(Materials provided)
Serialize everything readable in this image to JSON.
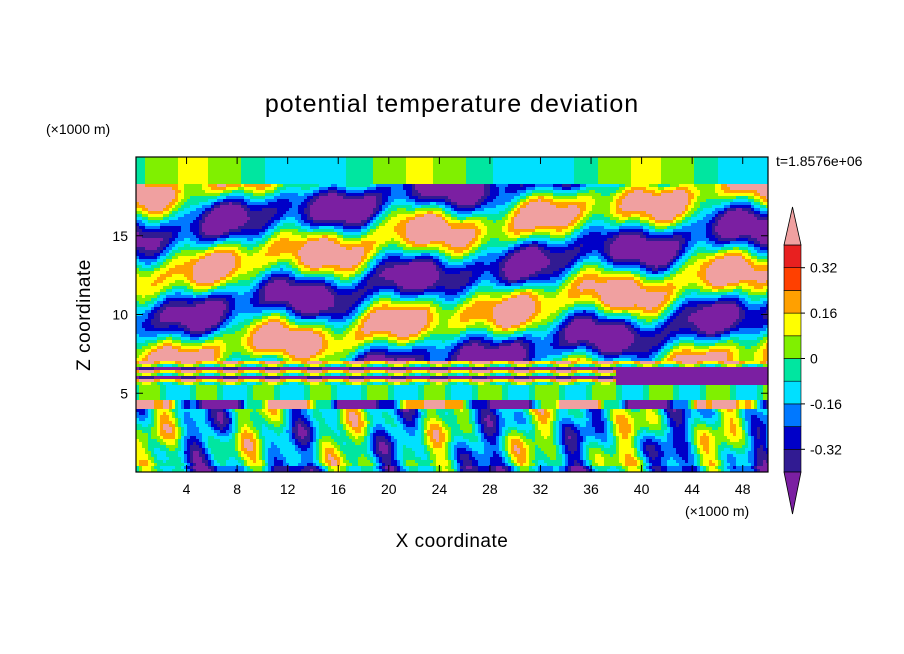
{
  "chart_data": {
    "type": "heatmap",
    "title": "potential temperature deviation",
    "xlabel": "X coordinate",
    "ylabel": "Z coordinate",
    "x_unit": "(×1000 m)",
    "y_unit": "(×1000 m)",
    "time_label": "t=1.8576e+06",
    "xlim": [
      0,
      50
    ],
    "ylim": [
      0,
      20
    ],
    "x_ticks": [
      4,
      8,
      12,
      16,
      20,
      24,
      28,
      32,
      36,
      40,
      44,
      48
    ],
    "y_ticks": [
      5,
      10,
      15
    ],
    "colorbar": {
      "levels": [
        -0.4,
        -0.32,
        -0.24,
        -0.16,
        -0.08,
        0,
        0.08,
        0.16,
        0.24,
        0.32,
        0.4
      ],
      "labels": [
        "0.32",
        "0.16",
        "0",
        "-0.16",
        "-0.32"
      ],
      "label_values": [
        0.32,
        0.16,
        0,
        -0.16,
        -0.32
      ],
      "colors": [
        "#7b1fa2",
        "#311b92",
        "#0000c8",
        "#0078ff",
        "#00e0ff",
        "#00e6a0",
        "#80f000",
        "#ffff00",
        "#ffa000",
        "#ff4000",
        "#f0a0a0"
      ]
    }
  }
}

(Short exercise) In the records, locate each line holding the string "coordinate" and copy it.

(Final result)
    "xlabel": "X coordinate",
    "ylabel": "Z coordinate",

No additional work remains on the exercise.